→ **WHAT TO WORK ON**
All lines in the data bearing the string "name" should be identified and copied.

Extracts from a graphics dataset
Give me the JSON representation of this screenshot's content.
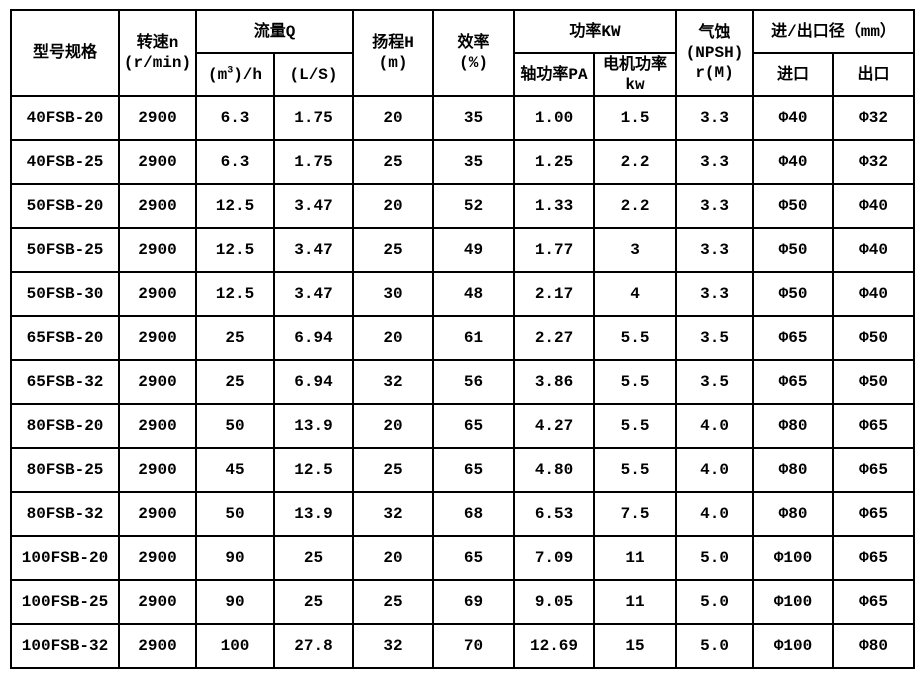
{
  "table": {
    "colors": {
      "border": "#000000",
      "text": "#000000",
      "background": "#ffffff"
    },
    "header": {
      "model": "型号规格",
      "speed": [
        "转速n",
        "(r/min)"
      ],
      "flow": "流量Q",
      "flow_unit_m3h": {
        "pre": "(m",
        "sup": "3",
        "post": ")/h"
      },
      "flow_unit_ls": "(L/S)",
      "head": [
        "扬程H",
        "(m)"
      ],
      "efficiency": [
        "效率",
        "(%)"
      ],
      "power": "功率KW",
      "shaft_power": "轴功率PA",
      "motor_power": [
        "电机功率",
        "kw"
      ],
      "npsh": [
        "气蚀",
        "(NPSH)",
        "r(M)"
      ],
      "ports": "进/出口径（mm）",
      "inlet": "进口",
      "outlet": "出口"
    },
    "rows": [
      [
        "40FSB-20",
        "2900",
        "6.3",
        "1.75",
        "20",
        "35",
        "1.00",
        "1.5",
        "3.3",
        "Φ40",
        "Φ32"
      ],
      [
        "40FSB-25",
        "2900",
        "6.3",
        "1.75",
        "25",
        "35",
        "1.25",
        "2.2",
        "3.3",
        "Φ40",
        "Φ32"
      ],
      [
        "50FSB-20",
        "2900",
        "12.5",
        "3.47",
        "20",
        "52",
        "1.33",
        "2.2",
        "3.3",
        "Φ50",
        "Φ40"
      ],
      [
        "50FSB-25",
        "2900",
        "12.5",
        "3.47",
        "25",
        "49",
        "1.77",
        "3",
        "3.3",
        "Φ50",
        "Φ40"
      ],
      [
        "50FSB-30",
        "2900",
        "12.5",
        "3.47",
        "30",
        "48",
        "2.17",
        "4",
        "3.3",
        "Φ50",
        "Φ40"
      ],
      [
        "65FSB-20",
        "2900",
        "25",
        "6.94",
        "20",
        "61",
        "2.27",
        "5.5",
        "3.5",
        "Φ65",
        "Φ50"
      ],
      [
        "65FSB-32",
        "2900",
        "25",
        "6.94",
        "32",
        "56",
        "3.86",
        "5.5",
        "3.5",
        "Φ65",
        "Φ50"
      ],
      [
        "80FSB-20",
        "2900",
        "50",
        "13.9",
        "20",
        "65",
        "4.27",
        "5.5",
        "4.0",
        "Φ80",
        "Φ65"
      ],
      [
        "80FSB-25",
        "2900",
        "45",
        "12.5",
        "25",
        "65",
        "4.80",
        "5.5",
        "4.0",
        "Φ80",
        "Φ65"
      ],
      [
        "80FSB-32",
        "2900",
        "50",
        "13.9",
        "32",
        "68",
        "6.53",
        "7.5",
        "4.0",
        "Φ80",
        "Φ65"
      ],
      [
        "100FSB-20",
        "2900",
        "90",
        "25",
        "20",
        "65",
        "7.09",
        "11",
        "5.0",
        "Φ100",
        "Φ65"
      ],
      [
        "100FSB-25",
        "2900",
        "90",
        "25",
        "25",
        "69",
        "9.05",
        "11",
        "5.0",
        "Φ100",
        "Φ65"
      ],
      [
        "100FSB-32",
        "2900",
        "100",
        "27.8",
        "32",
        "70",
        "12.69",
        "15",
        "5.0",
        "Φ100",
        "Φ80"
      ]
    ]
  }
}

* * *

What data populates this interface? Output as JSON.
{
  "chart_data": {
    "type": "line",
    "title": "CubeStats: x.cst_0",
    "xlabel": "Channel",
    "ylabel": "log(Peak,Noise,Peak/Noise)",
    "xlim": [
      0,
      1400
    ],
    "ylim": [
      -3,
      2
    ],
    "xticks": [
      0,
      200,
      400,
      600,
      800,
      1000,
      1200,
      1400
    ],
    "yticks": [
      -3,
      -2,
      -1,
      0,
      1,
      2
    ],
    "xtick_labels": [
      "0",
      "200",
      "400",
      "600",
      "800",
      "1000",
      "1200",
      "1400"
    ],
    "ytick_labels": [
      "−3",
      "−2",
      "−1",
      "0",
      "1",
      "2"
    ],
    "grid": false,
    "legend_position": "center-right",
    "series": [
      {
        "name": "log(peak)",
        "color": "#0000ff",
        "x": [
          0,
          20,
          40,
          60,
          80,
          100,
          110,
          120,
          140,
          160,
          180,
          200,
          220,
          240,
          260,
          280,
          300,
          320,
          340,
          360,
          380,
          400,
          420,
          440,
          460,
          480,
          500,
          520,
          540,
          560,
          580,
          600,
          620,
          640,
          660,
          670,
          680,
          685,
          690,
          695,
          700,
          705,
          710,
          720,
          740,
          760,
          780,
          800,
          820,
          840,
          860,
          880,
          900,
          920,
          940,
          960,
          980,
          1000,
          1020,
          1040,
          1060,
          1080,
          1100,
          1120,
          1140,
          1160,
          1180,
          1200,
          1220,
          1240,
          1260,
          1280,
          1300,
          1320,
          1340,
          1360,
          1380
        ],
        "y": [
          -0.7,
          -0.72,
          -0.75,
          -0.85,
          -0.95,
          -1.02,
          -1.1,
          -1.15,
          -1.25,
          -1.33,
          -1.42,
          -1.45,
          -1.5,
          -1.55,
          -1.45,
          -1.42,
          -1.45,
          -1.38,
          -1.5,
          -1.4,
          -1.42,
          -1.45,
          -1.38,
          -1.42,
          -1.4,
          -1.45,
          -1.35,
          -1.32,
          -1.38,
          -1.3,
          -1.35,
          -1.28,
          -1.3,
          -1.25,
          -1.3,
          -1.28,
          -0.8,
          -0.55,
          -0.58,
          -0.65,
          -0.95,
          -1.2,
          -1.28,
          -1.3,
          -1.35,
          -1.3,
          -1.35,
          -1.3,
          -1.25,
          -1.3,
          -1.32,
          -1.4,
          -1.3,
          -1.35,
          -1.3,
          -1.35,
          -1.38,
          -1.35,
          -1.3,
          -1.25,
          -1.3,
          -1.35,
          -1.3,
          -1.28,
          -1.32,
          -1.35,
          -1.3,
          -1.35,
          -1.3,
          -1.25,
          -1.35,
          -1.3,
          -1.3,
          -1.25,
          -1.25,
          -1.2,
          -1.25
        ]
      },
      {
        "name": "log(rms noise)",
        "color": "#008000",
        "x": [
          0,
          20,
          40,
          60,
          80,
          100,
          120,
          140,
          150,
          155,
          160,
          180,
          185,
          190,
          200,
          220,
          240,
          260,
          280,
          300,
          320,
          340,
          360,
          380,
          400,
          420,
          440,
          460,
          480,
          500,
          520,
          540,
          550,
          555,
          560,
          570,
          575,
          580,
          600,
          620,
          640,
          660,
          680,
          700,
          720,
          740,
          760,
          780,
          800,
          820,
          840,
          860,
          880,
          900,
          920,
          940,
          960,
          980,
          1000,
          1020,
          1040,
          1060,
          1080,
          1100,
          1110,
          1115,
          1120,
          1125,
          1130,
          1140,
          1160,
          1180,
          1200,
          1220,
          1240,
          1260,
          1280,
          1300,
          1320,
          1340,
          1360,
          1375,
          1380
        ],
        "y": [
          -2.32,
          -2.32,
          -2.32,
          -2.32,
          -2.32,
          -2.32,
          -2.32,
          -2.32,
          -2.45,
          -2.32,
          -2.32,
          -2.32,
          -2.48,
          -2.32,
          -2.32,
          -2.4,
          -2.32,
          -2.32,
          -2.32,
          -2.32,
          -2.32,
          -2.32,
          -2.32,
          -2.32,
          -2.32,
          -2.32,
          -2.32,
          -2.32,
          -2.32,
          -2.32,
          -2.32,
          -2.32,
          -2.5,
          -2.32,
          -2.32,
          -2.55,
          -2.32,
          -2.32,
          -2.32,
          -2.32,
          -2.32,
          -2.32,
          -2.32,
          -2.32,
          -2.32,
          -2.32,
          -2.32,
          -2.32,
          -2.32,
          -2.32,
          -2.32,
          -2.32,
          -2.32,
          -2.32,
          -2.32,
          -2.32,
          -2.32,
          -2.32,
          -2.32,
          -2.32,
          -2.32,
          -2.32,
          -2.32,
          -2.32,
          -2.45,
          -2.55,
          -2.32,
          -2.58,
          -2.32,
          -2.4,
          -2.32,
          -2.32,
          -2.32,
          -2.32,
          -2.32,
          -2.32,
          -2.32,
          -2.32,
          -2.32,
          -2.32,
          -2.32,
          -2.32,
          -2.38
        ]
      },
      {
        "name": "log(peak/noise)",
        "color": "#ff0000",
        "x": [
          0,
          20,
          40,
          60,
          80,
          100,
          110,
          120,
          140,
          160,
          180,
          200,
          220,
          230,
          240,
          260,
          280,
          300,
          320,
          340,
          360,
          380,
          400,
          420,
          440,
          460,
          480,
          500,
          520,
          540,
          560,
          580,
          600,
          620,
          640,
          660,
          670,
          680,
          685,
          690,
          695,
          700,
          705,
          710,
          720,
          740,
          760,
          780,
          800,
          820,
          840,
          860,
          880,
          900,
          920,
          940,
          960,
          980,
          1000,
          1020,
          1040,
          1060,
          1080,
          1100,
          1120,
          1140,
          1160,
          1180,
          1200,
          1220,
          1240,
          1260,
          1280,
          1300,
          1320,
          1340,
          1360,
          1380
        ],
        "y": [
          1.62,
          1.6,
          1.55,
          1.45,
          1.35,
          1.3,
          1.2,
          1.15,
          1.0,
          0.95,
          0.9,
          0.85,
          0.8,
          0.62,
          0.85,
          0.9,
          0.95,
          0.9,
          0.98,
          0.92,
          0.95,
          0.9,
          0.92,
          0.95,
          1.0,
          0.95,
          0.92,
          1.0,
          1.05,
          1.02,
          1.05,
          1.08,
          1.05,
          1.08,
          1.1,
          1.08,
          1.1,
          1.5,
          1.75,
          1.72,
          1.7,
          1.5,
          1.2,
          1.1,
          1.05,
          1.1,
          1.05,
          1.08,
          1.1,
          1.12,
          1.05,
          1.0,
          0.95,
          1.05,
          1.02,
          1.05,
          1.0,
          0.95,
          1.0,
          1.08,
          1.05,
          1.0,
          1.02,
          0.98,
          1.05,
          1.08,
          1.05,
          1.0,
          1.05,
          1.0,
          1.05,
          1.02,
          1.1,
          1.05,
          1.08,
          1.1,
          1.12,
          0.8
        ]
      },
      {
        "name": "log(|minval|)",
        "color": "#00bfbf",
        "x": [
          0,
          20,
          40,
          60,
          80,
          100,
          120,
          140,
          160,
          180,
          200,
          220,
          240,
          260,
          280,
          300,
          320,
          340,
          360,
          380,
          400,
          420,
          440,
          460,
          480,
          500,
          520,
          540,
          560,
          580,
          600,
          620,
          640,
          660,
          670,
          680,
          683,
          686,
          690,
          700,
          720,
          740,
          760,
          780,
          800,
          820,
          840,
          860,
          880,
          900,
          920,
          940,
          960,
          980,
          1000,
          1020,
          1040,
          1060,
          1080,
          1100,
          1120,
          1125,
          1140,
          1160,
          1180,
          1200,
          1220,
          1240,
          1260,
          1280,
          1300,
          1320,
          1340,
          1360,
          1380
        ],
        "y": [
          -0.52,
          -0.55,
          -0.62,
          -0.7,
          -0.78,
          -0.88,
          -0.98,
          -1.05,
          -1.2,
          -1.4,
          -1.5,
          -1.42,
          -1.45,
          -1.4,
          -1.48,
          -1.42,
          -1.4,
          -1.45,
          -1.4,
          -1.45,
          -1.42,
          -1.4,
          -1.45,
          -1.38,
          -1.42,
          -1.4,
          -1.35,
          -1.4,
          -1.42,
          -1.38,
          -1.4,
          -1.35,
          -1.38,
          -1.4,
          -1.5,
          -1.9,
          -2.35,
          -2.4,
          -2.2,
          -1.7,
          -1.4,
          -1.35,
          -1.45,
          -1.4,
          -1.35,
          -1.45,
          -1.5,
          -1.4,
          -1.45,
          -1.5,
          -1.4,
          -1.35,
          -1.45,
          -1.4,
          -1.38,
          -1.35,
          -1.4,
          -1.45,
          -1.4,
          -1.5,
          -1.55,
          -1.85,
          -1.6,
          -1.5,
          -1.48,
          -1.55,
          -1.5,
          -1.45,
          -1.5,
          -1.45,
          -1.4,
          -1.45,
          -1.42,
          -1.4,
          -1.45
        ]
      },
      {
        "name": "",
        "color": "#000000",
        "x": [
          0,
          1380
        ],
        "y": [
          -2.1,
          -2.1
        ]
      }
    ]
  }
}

→ **WRITTEN SOLUTION**
        "name": "log(peak)",
        "name": "log(rms noise)",
        "name": "log(peak/noise)",
        "name": "log(|minval|)",
        "name": "",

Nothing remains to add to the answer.